Stored data entries
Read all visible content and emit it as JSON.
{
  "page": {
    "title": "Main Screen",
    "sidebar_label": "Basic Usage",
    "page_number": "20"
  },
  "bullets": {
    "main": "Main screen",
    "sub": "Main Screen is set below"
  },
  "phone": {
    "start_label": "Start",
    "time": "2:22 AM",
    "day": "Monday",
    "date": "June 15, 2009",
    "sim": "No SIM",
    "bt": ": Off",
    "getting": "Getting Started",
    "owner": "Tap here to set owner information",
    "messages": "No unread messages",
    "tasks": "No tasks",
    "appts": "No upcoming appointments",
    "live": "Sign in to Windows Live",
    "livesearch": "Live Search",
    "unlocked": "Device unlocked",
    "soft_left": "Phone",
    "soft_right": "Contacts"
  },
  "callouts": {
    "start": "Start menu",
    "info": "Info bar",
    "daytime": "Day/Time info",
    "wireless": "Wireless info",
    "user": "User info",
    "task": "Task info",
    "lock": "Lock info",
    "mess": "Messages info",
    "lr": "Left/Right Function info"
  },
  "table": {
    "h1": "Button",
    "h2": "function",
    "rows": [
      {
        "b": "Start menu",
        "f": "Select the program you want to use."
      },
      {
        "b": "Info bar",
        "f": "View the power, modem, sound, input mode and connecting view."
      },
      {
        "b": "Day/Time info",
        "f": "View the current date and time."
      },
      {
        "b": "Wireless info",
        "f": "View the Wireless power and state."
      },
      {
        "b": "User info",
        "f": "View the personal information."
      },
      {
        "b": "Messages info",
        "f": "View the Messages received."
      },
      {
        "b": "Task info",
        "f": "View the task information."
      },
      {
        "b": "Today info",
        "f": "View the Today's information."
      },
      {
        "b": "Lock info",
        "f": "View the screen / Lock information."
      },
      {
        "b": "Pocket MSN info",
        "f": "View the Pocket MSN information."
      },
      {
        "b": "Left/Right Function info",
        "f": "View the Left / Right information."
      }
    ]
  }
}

SET PROBLEM. Repeat the records above exactly, from the first line to the last.

CORRECT ANSWER.
Read all visible content and emit it as JSON.
{
  "page": {
    "title": "Main Screen",
    "sidebar_label": "Basic Usage",
    "page_number": "20"
  },
  "bullets": {
    "main": "Main screen",
    "sub": "Main Screen is set below"
  },
  "phone": {
    "start_label": "Start",
    "time": "2:22 AM",
    "day": "Monday",
    "date": "June 15, 2009",
    "sim": "No SIM",
    "bt": ": Off",
    "getting": "Getting Started",
    "owner": "Tap here to set owner information",
    "messages": "No unread messages",
    "tasks": "No tasks",
    "appts": "No upcoming appointments",
    "live": "Sign in to Windows Live",
    "livesearch": "Live Search",
    "unlocked": "Device unlocked",
    "soft_left": "Phone",
    "soft_right": "Contacts"
  },
  "callouts": {
    "start": "Start menu",
    "info": "Info bar",
    "daytime": "Day/Time info",
    "wireless": "Wireless info",
    "user": "User info",
    "task": "Task info",
    "lock": "Lock info",
    "mess": "Messages info",
    "lr": "Left/Right Function info"
  },
  "table": {
    "h1": "Button",
    "h2": "function",
    "rows": [
      {
        "b": "Start menu",
        "f": "Select the program you want to use."
      },
      {
        "b": "Info bar",
        "f": "View the power, modem, sound, input mode and connecting view."
      },
      {
        "b": "Day/Time info",
        "f": "View the current date and time."
      },
      {
        "b": "Wireless info",
        "f": "View the Wireless power and state."
      },
      {
        "b": "User info",
        "f": "View the personal information."
      },
      {
        "b": "Messages info",
        "f": "View the Messages received."
      },
      {
        "b": "Task info",
        "f": "View the task information."
      },
      {
        "b": "Today info",
        "f": "View the Today's information."
      },
      {
        "b": "Lock info",
        "f": "View the screen / Lock information."
      },
      {
        "b": "Pocket MSN info",
        "f": "View the Pocket MSN information."
      },
      {
        "b": "Left/Right Function info",
        "f": "View the Left / Right information."
      }
    ]
  }
}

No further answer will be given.